The problem — Restate, word for word, all of the material shown below.

Records for the task —
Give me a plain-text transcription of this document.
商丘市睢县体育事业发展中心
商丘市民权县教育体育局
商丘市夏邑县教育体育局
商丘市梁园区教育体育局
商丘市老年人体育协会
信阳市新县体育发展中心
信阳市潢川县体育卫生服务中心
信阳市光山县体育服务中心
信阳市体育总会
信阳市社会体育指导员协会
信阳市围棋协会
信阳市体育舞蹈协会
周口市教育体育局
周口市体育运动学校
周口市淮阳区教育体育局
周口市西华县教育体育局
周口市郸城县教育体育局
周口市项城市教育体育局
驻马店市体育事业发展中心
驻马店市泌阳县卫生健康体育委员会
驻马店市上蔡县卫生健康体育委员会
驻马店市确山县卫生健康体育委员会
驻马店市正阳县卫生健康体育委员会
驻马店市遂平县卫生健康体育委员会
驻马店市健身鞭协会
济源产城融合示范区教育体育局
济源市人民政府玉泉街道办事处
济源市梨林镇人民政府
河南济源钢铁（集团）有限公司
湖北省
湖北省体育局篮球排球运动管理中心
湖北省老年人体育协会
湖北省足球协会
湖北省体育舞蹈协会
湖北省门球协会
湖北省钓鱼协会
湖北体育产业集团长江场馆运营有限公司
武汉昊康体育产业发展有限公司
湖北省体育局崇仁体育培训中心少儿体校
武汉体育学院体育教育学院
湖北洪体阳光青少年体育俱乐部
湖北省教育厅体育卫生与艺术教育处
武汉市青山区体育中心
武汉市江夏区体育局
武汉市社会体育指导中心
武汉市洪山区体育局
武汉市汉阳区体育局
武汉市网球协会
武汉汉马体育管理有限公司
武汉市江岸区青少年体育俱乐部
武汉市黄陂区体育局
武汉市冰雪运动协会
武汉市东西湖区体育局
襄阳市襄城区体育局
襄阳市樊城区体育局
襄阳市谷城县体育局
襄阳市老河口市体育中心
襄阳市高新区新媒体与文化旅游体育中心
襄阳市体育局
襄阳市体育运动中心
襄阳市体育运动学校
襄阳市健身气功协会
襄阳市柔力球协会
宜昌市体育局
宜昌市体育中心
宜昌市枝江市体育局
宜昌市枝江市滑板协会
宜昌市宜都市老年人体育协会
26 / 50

The solution —
Give me a plain-text transcription of this document.
商丘市睢县体育事业发展中心
商丘市民权县教育体育局
商丘市夏邑县教育体育局
商丘市梁园区教育体育局
商丘市老年人体育协会
信阳市新县体育发展中心
信阳市潢川县体育卫生服务中心
信阳市光山县体育服务中心
信阳市体育总会
信阳市社会体育指导员协会
信阳市围棋协会
信阳市体育舞蹈协会
周口市教育体育局
周口市体育运动学校
周口市淮阳区教育体育局
周口市西华县教育体育局
周口市郸城县教育体育局
周口市项城市教育体育局
驻马店市体育事业发展中心
驻马店市泌阳县卫生健康体育委员会
驻马店市上蔡县卫生健康体育委员会
驻马店市确山县卫生健康体育委员会
驻马店市正阳县卫生健康体育委员会
驻马店市遂平县卫生健康体育委员会
驻马店市健身鞭协会
济源产城融合示范区教育体育局
济源市人民政府玉泉街道办事处
济源市梨林镇人民政府
河南济源钢铁（集团）有限公司
湖北省
湖北省体育局篮球排球运动管理中心
湖北省老年人体育协会
湖北省足球协会
湖北省体育舞蹈协会
湖北省门球协会
湖北省钓鱼协会
湖北体育产业集团长江场馆运营有限公司
武汉昊康体育产业发展有限公司
湖北省体育局崇仁体育培训中心少儿体校
武汉体育学院体育教育学院
湖北洪体阳光青少年体育俱乐部
湖北省教育厅体育卫生与艺术教育处
武汉市青山区体育中心
武汉市江夏区体育局
武汉市社会体育指导中心
武汉市洪山区体育局
武汉市汉阳区体育局
武汉市网球协会
武汉汉马体育管理有限公司
武汉市江岸区青少年体育俱乐部
武汉市黄陂区体育局
武汉市冰雪运动协会
武汉市东西湖区体育局
襄阳市襄城区体育局
襄阳市樊城区体育局
襄阳市谷城县体育局
襄阳市老河口市体育中心
襄阳市高新区新媒体与文化旅游体育中心
襄阳市体育局
襄阳市体育运动中心
襄阳市体育运动学校
襄阳市健身气功协会
襄阳市柔力球协会
宜昌市体育局
宜昌市体育中心
宜昌市枝江市体育局
宜昌市枝江市滑板协会
宜昌市宜都市老年人体育协会
26 / 50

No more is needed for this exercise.